Instructions for the task: Copy out the lines that have "text" in them.

Dataset items

::::::::

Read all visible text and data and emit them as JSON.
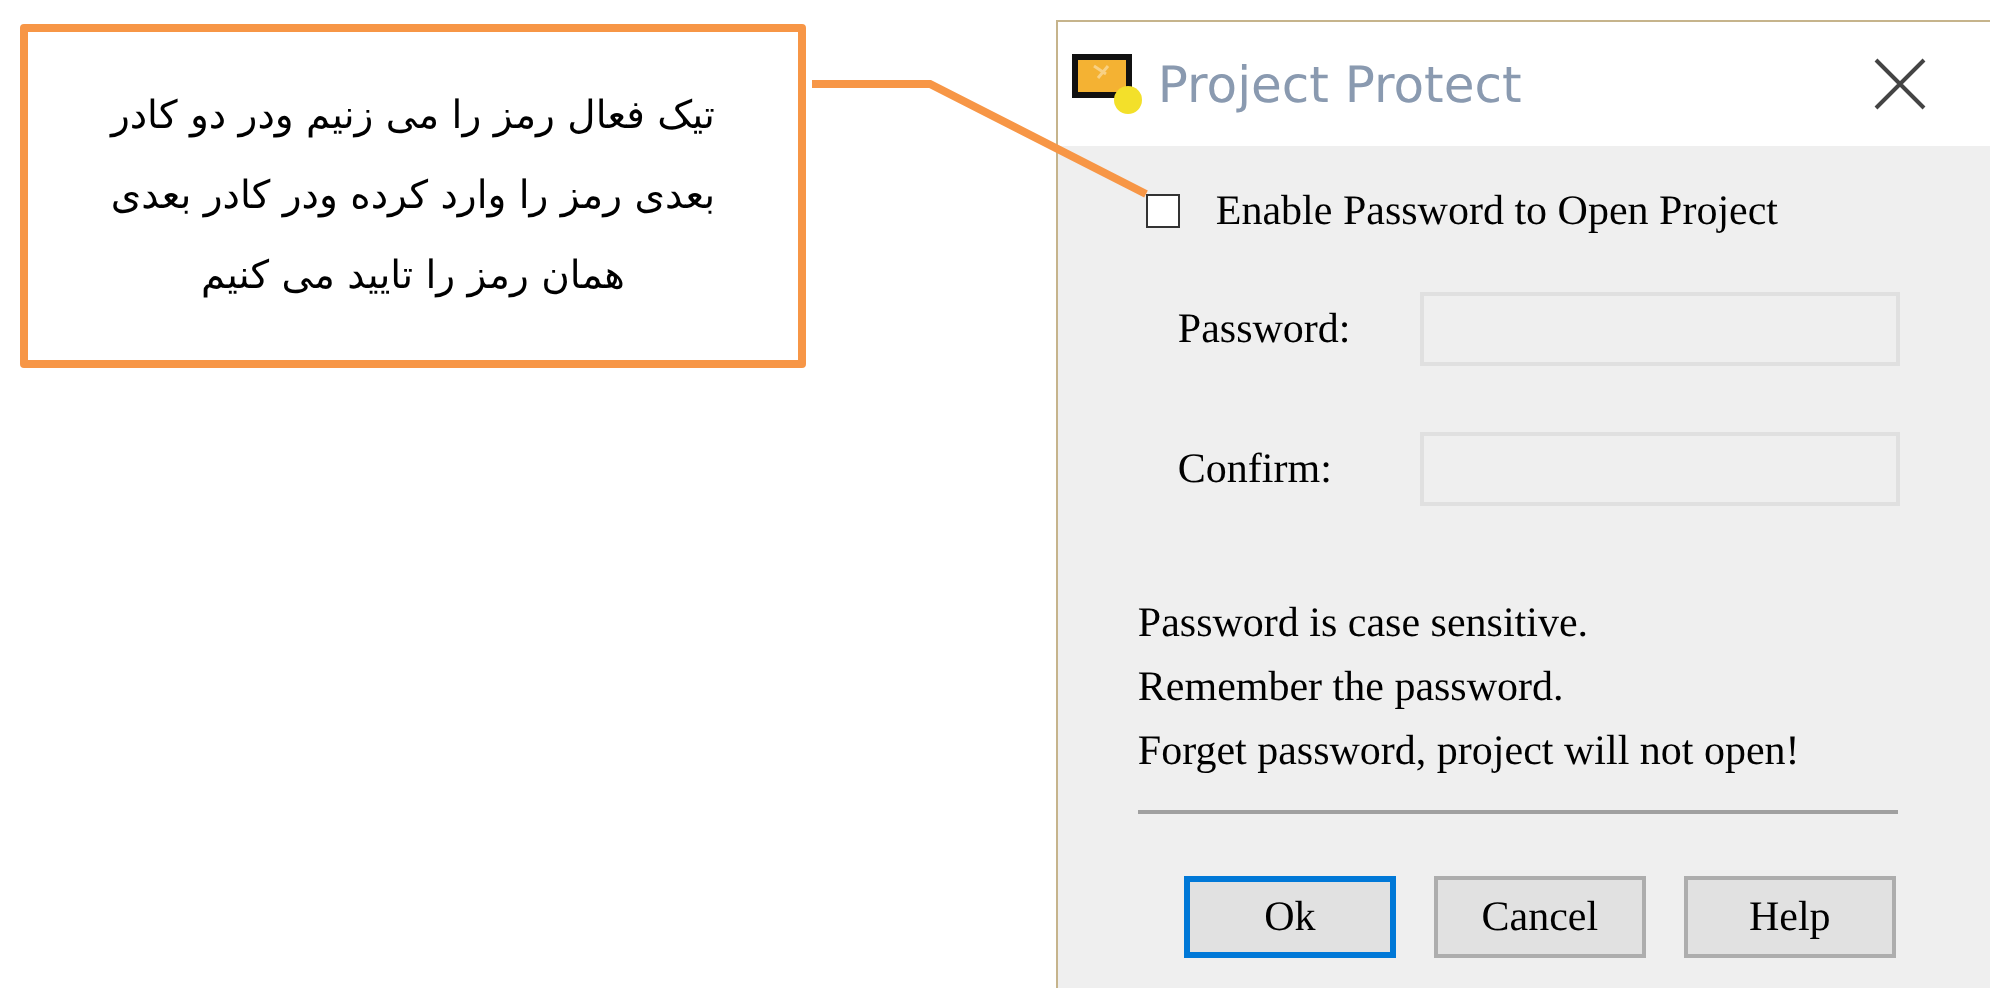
{
  "annotation": {
    "text": "تیک فعال رمز را می زنیم ودر دو کادر بعدی رمز را وارد کرده ودر کادر بعدی همان رمز را تایید می کنیم"
  },
  "dialog": {
    "title": "Project Protect",
    "checkbox": {
      "label": "Enable Password to Open Project",
      "checked": false
    },
    "fields": [
      {
        "label": "Password:"
      },
      {
        "label": "Confirm:"
      }
    ],
    "notes": [
      "Password is case sensitive.",
      "Remember the password.",
      "Forget password, project will not open!"
    ],
    "buttons": [
      {
        "label": "Ok",
        "default": true
      },
      {
        "label": "Cancel",
        "default": false
      },
      {
        "label": "Help",
        "default": false
      }
    ]
  }
}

::::::::

Solution for this exercise:
Read all visible text and data and emit them as JSON.
    "text": "تیک فعال رمز را می زنیم ودر دو کادر بعدی رمز را وارد کرده ودر کادر بعدی همان رمز را تایید می کنیم"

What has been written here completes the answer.